• _Objective_
Print the records again, character for character.

Saved entries:

▽

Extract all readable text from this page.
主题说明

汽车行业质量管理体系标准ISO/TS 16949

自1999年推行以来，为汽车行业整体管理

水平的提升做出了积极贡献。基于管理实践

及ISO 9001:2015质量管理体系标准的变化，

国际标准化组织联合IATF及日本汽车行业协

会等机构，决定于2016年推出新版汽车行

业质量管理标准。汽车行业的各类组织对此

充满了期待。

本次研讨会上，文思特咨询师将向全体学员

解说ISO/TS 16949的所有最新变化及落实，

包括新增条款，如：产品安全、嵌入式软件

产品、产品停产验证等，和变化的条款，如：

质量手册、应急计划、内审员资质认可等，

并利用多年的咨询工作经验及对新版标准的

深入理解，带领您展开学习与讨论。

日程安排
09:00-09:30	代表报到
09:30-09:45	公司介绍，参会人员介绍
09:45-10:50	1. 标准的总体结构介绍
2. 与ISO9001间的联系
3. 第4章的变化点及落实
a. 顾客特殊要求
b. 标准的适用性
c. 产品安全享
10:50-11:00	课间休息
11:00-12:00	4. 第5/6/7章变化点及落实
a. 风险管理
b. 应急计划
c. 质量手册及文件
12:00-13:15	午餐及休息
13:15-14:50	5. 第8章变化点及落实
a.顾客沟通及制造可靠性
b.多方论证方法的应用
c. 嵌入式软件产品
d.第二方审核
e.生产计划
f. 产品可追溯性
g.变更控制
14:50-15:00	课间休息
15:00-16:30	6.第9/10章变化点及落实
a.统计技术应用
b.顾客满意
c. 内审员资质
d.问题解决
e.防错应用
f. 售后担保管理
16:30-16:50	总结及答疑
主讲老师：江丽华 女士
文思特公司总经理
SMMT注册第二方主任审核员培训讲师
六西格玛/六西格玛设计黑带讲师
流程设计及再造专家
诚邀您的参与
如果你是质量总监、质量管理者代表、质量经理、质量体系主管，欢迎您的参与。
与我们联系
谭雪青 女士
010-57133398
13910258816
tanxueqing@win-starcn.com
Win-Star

△

• _Written answer_
Extract all readable text from this page.
主题说明

汽车行业质量管理体系标准ISO/TS 16949

自1999年推行以来，为汽车行业整体管理

水平的提升做出了积极贡献。基于管理实践

及ISO 9001:2015质量管理体系标准的变化，

国际标准化组织联合IATF及日本汽车行业协

会等机构，决定于2016年推出新版汽车行

业质量管理标准。汽车行业的各类组织对此

充满了期待。

本次研讨会上，文思特咨询师将向全体学员

解说ISO/TS 16949的所有最新变化及落实，

包括新增条款，如：产品安全、嵌入式软件

产品、产品停产验证等，和变化的条款，如：

质量手册、应急计划、内审员资质认可等，

并利用多年的咨询工作经验及对新版标准的

深入理解，带领您展开学习与讨论。

日程安排
09:00-09:30	代表报到
09:30-09:45	公司介绍，参会人员介绍
09:45-10:50	1. 标准的总体结构介绍
2. 与ISO9001间的联系
3. 第4章的变化点及落实
a. 顾客特殊要求
b. 标准的适用性
c. 产品安全享
10:50-11:00	课间休息
11:00-12:00	4. 第5/6/7章变化点及落实
a. 风险管理
b. 应急计划
c. 质量手册及文件
12:00-13:15	午餐及休息
13:15-14:50	5. 第8章变化点及落实
a.顾客沟通及制造可靠性
b.多方论证方法的应用
c. 嵌入式软件产品
d.第二方审核
e.生产计划
f. 产品可追溯性
g.变更控制
14:50-15:00	课间休息
15:00-16:30	6.第9/10章变化点及落实
a.统计技术应用
b.顾客满意
c. 内审员资质
d.问题解决
e.防错应用
f. 售后担保管理
16:30-16:50	总结及答疑
主讲老师：江丽华 女士
文思特公司总经理
SMMT注册第二方主任审核员培训讲师
六西格玛/六西格玛设计黑带讲师
流程设计及再造专家
诚邀您的参与
如果你是质量总监、质量管理者代表、质量经理、质量体系主管，欢迎您的参与。
与我们联系
谭雪青 女士
010-57133398
13910258816
tanxueqing@win-starcn.com
Win-Star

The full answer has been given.